*What you have to do*
Copy every line of the data below precisely, changing nothing.

*Extracted entries*
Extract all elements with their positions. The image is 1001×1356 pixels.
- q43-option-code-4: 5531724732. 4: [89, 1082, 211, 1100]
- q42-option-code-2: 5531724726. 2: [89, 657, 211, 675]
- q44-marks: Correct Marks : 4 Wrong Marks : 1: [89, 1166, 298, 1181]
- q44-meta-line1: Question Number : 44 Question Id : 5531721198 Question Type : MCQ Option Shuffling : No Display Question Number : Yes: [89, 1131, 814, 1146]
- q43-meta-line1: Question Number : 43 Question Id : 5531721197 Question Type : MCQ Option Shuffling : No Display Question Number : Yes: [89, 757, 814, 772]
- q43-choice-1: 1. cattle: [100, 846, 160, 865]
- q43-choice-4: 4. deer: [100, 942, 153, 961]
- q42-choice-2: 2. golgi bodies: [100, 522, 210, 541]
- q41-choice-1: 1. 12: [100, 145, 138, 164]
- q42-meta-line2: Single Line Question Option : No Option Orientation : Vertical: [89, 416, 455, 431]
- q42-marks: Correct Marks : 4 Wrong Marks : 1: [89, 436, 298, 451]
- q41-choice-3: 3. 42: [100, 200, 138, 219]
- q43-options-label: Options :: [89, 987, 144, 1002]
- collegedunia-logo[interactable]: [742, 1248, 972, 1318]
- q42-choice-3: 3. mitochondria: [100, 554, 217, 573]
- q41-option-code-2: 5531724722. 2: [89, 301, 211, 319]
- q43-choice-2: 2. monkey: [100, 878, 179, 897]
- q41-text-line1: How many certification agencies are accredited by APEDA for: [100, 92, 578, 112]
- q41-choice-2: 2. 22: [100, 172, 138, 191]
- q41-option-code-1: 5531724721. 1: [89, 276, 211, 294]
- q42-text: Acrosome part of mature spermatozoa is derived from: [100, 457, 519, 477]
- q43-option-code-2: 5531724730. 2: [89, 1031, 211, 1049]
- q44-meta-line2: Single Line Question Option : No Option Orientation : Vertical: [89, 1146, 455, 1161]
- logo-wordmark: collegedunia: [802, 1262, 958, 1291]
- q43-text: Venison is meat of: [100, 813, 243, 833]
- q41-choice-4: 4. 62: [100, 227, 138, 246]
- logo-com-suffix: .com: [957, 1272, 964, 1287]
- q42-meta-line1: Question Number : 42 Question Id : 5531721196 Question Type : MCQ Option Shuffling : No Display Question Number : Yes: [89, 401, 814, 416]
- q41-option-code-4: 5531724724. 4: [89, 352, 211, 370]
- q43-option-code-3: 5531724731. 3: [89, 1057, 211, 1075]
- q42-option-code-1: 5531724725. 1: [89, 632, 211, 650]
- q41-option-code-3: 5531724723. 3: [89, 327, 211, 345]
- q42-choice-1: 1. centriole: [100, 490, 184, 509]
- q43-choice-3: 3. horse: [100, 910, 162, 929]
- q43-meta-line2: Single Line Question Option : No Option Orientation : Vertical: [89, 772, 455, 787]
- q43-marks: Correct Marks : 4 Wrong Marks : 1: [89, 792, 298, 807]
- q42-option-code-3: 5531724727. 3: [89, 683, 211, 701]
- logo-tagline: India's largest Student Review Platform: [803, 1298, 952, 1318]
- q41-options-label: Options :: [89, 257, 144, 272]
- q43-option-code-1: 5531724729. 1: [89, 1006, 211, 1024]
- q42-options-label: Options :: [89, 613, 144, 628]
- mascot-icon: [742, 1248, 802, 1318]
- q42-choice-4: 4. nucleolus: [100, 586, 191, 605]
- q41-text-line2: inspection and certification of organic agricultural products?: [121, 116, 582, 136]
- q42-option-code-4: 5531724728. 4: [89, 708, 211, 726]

*Output for this exercise*
Extract all elements with their positions. The image is 1001×1356 pixels.
- q43-option-code-4: 5531724732. 4: [89, 1082, 211, 1100]
- q42-option-code-2: 5531724726. 2: [89, 657, 211, 675]
- q44-marks: Correct Marks : 4 Wrong Marks : 1: [89, 1166, 298, 1181]
- q44-meta-line1: Question Number : 44 Question Id : 5531721198 Question Type : MCQ Option Shuffling : No Display Question Number : Yes: [89, 1131, 814, 1146]
- q43-meta-line1: Question Number : 43 Question Id : 5531721197 Question Type : MCQ Option Shuffling : No Display Question Number : Yes: [89, 757, 814, 772]
- q43-choice-1: 1. cattle: [100, 846, 160, 865]
- q43-choice-4: 4. deer: [100, 942, 153, 961]
- q42-choice-2: 2. golgi bodies: [100, 522, 210, 541]
- q41-choice-1: 1. 12: [100, 145, 138, 164]
- q42-meta-line2: Single Line Question Option : No Option Orientation : Vertical: [89, 416, 455, 431]
- q42-marks: Correct Marks : 4 Wrong Marks : 1: [89, 436, 298, 451]
- q41-choice-3: 3. 42: [100, 200, 138, 219]
- q43-options-label: Options :: [89, 987, 144, 1002]
- collegedunia-logo[interactable]: [742, 1248, 972, 1318]
- q42-choice-3: 3. mitochondria: [100, 554, 217, 573]
- q41-option-code-2: 5531724722. 2: [89, 301, 211, 319]
- q43-choice-2: 2. monkey: [100, 878, 179, 897]
- q41-text-line1: How many certification agencies are accredited by APEDA for: [100, 92, 578, 112]
- q41-choice-2: 2. 22: [100, 172, 138, 191]
- q41-option-code-1: 5531724721. 1: [89, 276, 211, 294]
- q42-text: Acrosome part of mature spermatozoa is derived from: [100, 457, 519, 477]
- q43-option-code-2: 5531724730. 2: [89, 1031, 211, 1049]
- q44-meta-line2: Single Line Question Option : No Option Orientation : Vertical: [89, 1146, 455, 1161]
- logo-wordmark: collegedunia: [802, 1262, 958, 1291]
- q43-text: Venison is meat of: [100, 813, 243, 833]
- q41-choice-4: 4. 62: [100, 227, 138, 246]
- logo-com-suffix: .com: [957, 1272, 964, 1287]
- q42-meta-line1: Question Number : 42 Question Id : 5531721196 Question Type : MCQ Option Shuffling : No Display Question Number : Yes: [89, 401, 814, 416]
- q41-option-code-4: 5531724724. 4: [89, 352, 211, 370]
- q43-option-code-3: 5531724731. 3: [89, 1057, 211, 1075]
- q42-option-code-1: 5531724725. 1: [89, 632, 211, 650]
- q41-option-code-3: 5531724723. 3: [89, 327, 211, 345]
- q42-choice-1: 1. centriole: [100, 490, 184, 509]
- q43-choice-3: 3. horse: [100, 910, 162, 929]
- q43-meta-line2: Single Line Question Option : No Option Orientation : Vertical: [89, 772, 455, 787]
- q43-marks: Correct Marks : 4 Wrong Marks : 1: [89, 792, 298, 807]
- q42-option-code-3: 5531724727. 3: [89, 683, 211, 701]
- logo-tagline: India's largest Student Review Platform: [803, 1298, 952, 1318]
- q41-options-label: Options :: [89, 257, 144, 272]
- q43-option-code-1: 5531724729. 1: [89, 1006, 211, 1024]
- q42-options-label: Options :: [89, 613, 144, 628]
- mascot-icon: [742, 1248, 802, 1318]
- q42-choice-4: 4. nucleolus: [100, 586, 191, 605]
- q41-text-line2: inspection and certification of organic agricultural products?: [121, 116, 582, 136]
- q42-option-code-4: 5531724728. 4: [89, 708, 211, 726]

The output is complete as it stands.